**Your goal:**
Will you quote all of the entries, word for word?

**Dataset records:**
## Begin

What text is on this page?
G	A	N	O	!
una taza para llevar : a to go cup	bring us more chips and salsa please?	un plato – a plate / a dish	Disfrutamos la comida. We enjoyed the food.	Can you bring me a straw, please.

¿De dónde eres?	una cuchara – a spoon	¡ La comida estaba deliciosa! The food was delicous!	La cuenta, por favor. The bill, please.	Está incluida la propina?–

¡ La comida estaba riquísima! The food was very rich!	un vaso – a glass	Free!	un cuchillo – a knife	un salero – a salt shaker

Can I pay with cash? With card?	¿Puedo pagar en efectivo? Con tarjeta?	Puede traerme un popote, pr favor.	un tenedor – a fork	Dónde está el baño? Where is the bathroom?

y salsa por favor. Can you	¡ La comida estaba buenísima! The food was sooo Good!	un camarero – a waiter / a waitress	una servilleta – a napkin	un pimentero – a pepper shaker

## End

**Response to the exercise:**
What text is on this page?
G	A	N	O	!
una taza para llevar : a to go cup	bring us more chips and salsa please?	un plato – a plate / a dish	Disfrutamos la comida. We enjoyed the food.	Can you bring me a straw, please.

¿De dónde eres?	una cuchara – a spoon	¡ La comida estaba deliciosa! The food was delicous!	La cuenta, por favor. The bill, please.	Está incluida la propina?–

¡ La comida estaba riquísima! The food was very rich!	un vaso – a glass	Free!	un cuchillo – a knife	un salero – a salt shaker

Can I pay with cash? With card?	¿Puedo pagar en efectivo? Con tarjeta?	Puede traerme un popote, pr favor.	un tenedor – a fork	Dónde está el baño? Where is the bathroom?

y salsa por favor. Can you	¡ La comida estaba buenísima! The food was sooo Good!	un camarero – a waiter / a waitress	una servilleta – a napkin	un pimentero – a pepper shaker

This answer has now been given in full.